─── 本文抜粋 ───
量感や素材感や装飾を排除して、均質で単純な面や線で構成することを推奨したインターナショナル・スタイルによる建築の抽象化は、ホワイトキューブを生み、必然的に抽象表現絵画を呼び寄せた。
後日譚は、お決まりの、そう、時代の変化というやつだ。どんな天才をもってしても時代に抗うことはできない。
アメリカに移った後のグロピウスは都市や建築の非人間化を嘆き、ミースは高層ビルから距離を置き沈黙を守り、コルビュジエはロンシャンの礼拝堂(1955)のようなインターナショナル・スタイルとは程遠い作風に移行する。当のヒッチコックは60年代に入り、インターナショナル・スタイルの死を宣言し、建築家となったフィリップ・ジョンソンはいつの間にかポストモダンの旗手へと変貌する。
美術界においても、60年代に登場したポップアートによって、、芸術は抽象芸術へ向かうというアルフレッド・バーによる芸術進化論は急激に色褪せ、大衆文化をキッチュとして下位に置くグリンバーグの言説は批判に晒されていった。
その後、カウンターカルチャーは挫折し、ポップアートは下火になり、ポストモダンはすっかり流行遅れになり、世界はすっかり消費社会に覆われた。
ミース風のガラスの箱で埋め尽くされた世界の都市の姿や現代アートがワンハンドレッド・ミリオンダラー(100億円)を超える価格で取引される現実を見る限る、われわれの住む世界は、自国オリジナルの文化を作ろうとしていた、あの頃のアメリカの夢と企てがすっかり実現した世界のようにみえる。
───
▶ 取り組む課題:
a) インターナショナル・スタイルについての本文から、次の問いに答えてください。
(i) インターナショナル・スタイルによる建築の抽象化は何を生みましたか？
(ii) アメリカに移った後のグロピウスは何を嘆きましたか？
(iii) 美術界で60年代に登場したのは何ですか？
b) 次の各文は、インターナショナル・スタイルについての本文と合っていますか？ はいかいいえで答え、判断の根拠となる本文の語句をそのまま引用してください。
(i) コルビュジエはインターナショナル・スタイルに近い作風に移行した。
(ii) フィリップ・ジョンソンはポストモダンの旗手へと変貌した。
(iii) カウンターカルチャーは成功を収めた。
資料は本文とは別の出典から取られています。
─── 表示データ ───
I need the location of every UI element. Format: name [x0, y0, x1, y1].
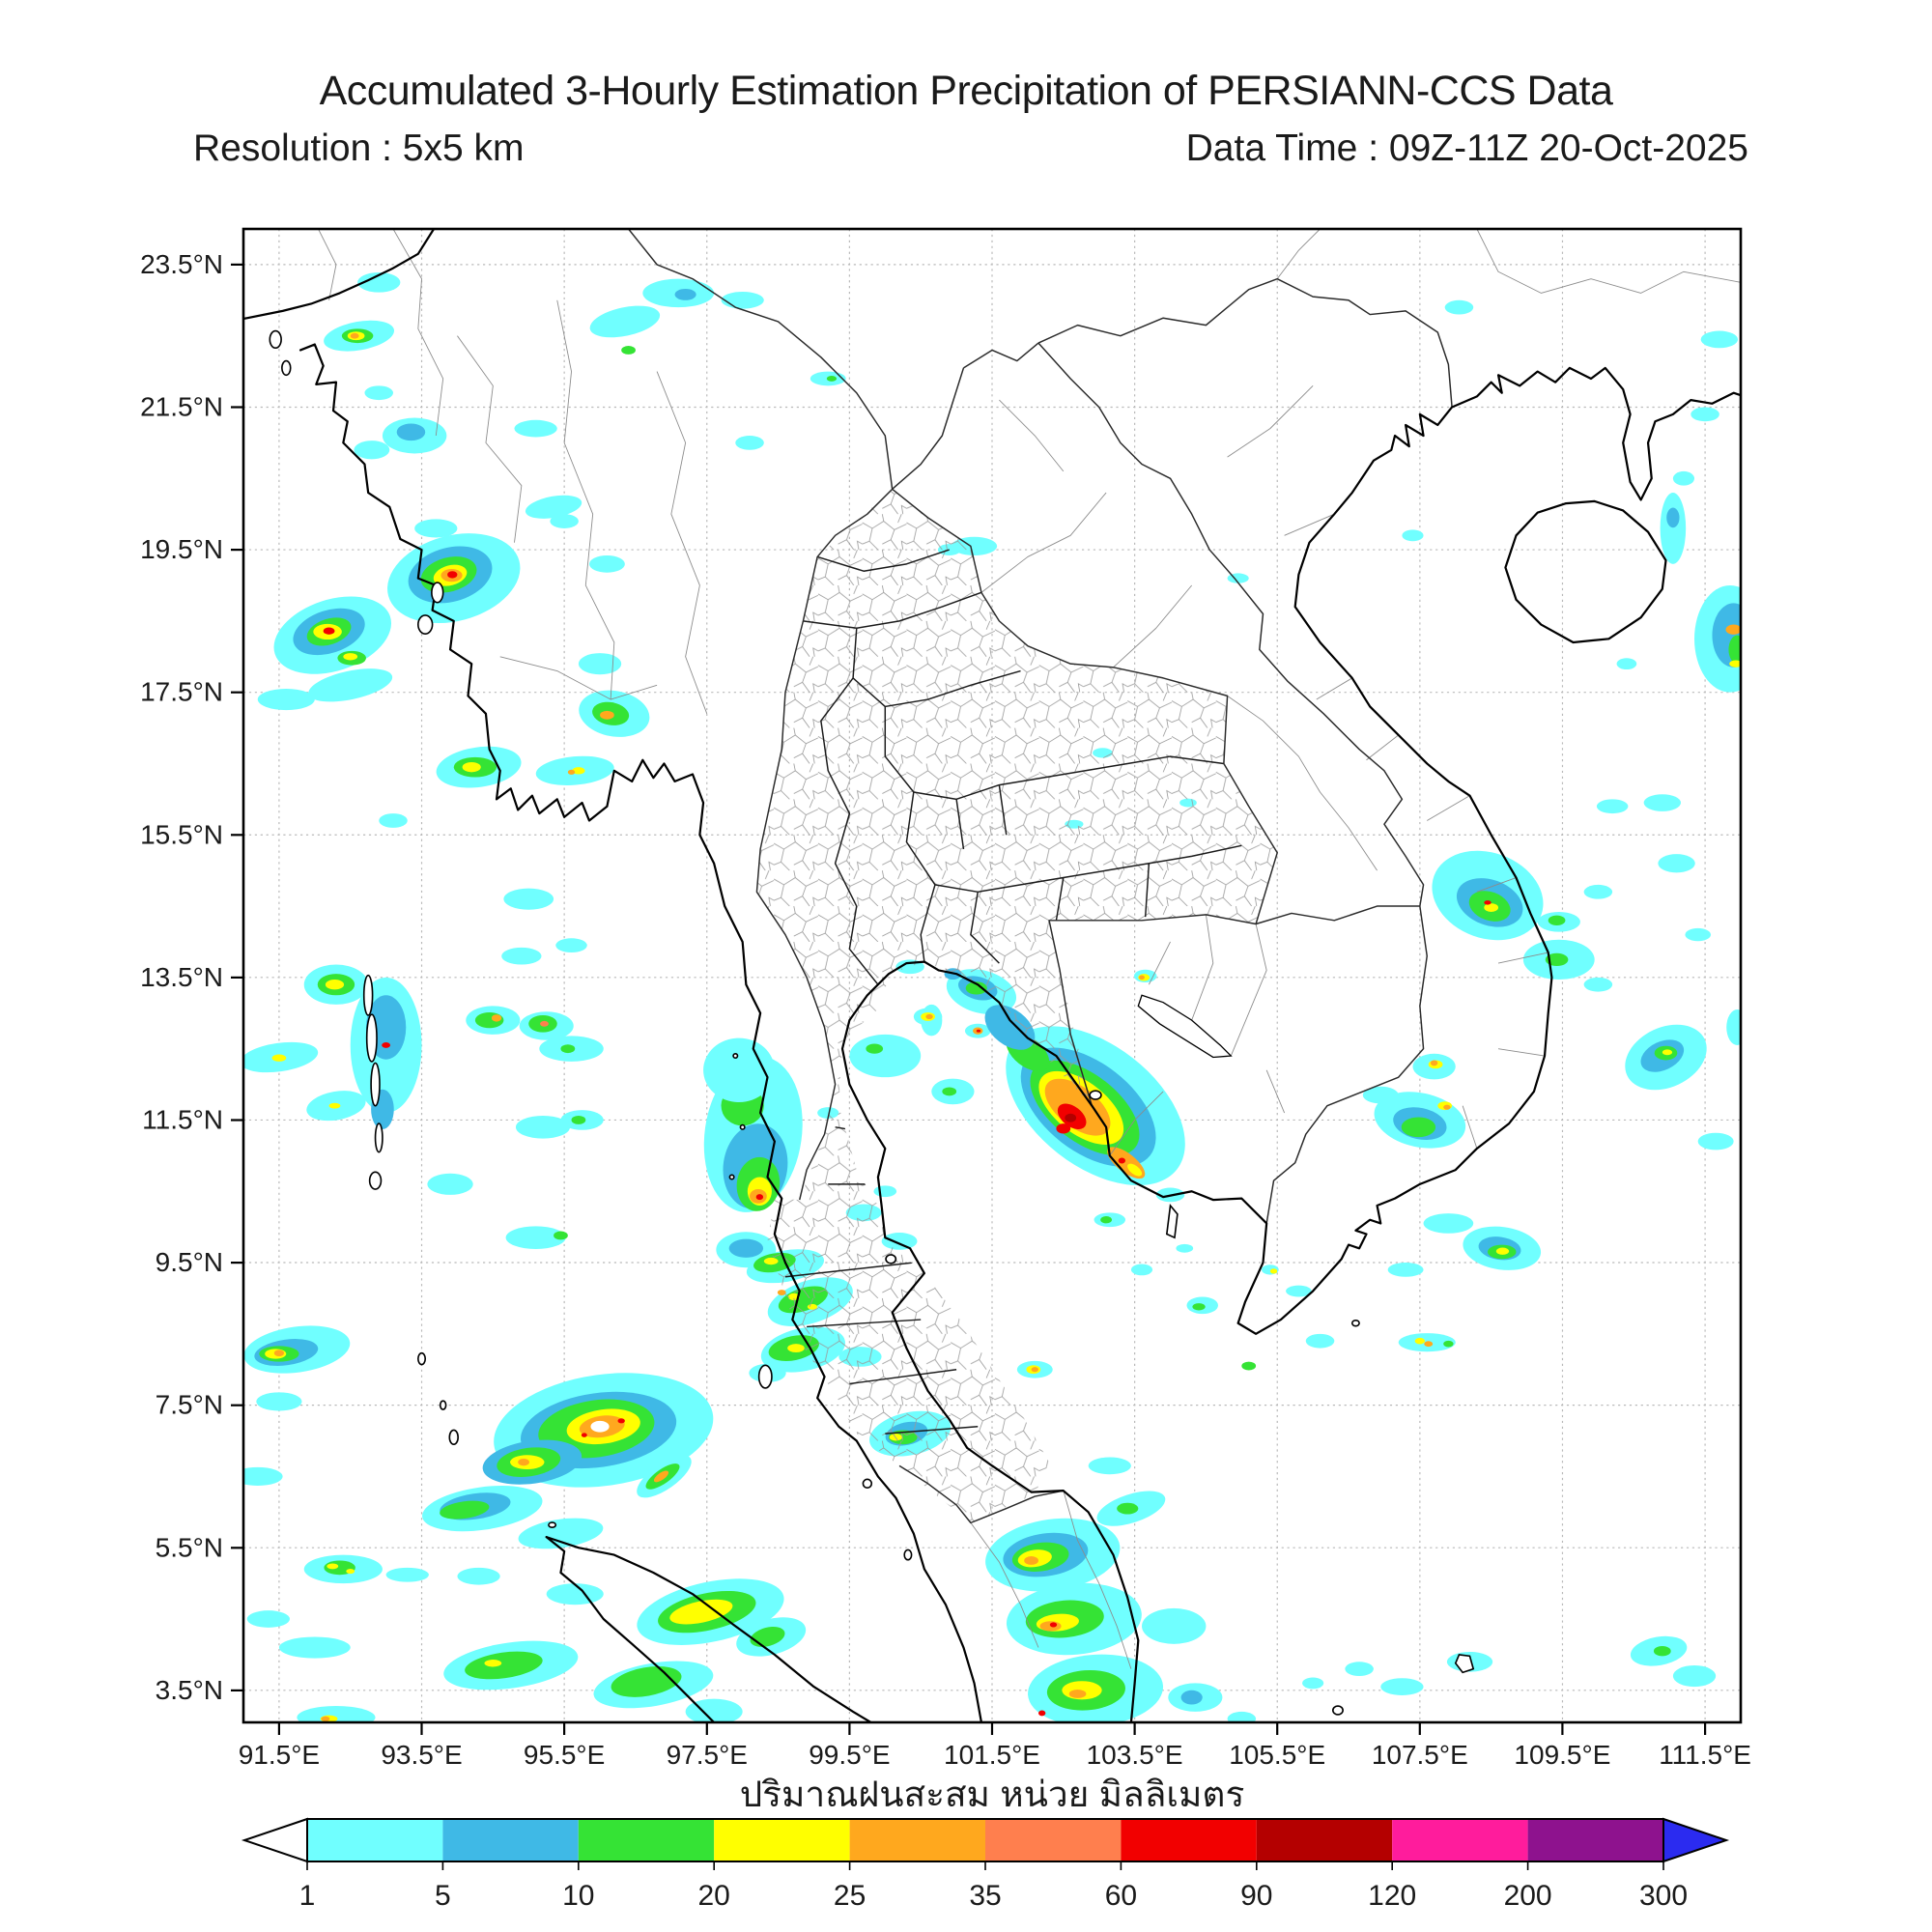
───
▶ 回答一覧:
a)
(i) ホワイトキューブ
(ii) 都市や建築の非人間化
(iii) ポップアート

b)
(i) いいえ。「コルビュジエはロンシャンの礼拝堂(1955)のようなインターナショナル・スタイルとは程遠い作風に移行する」
(ii) はい。「建築家となったフィリップ・ジョンソンはいつの間にかポストモダンの旗手へと変貌する」
(iii) いいえ。「カウンターカルチャーは挫折し」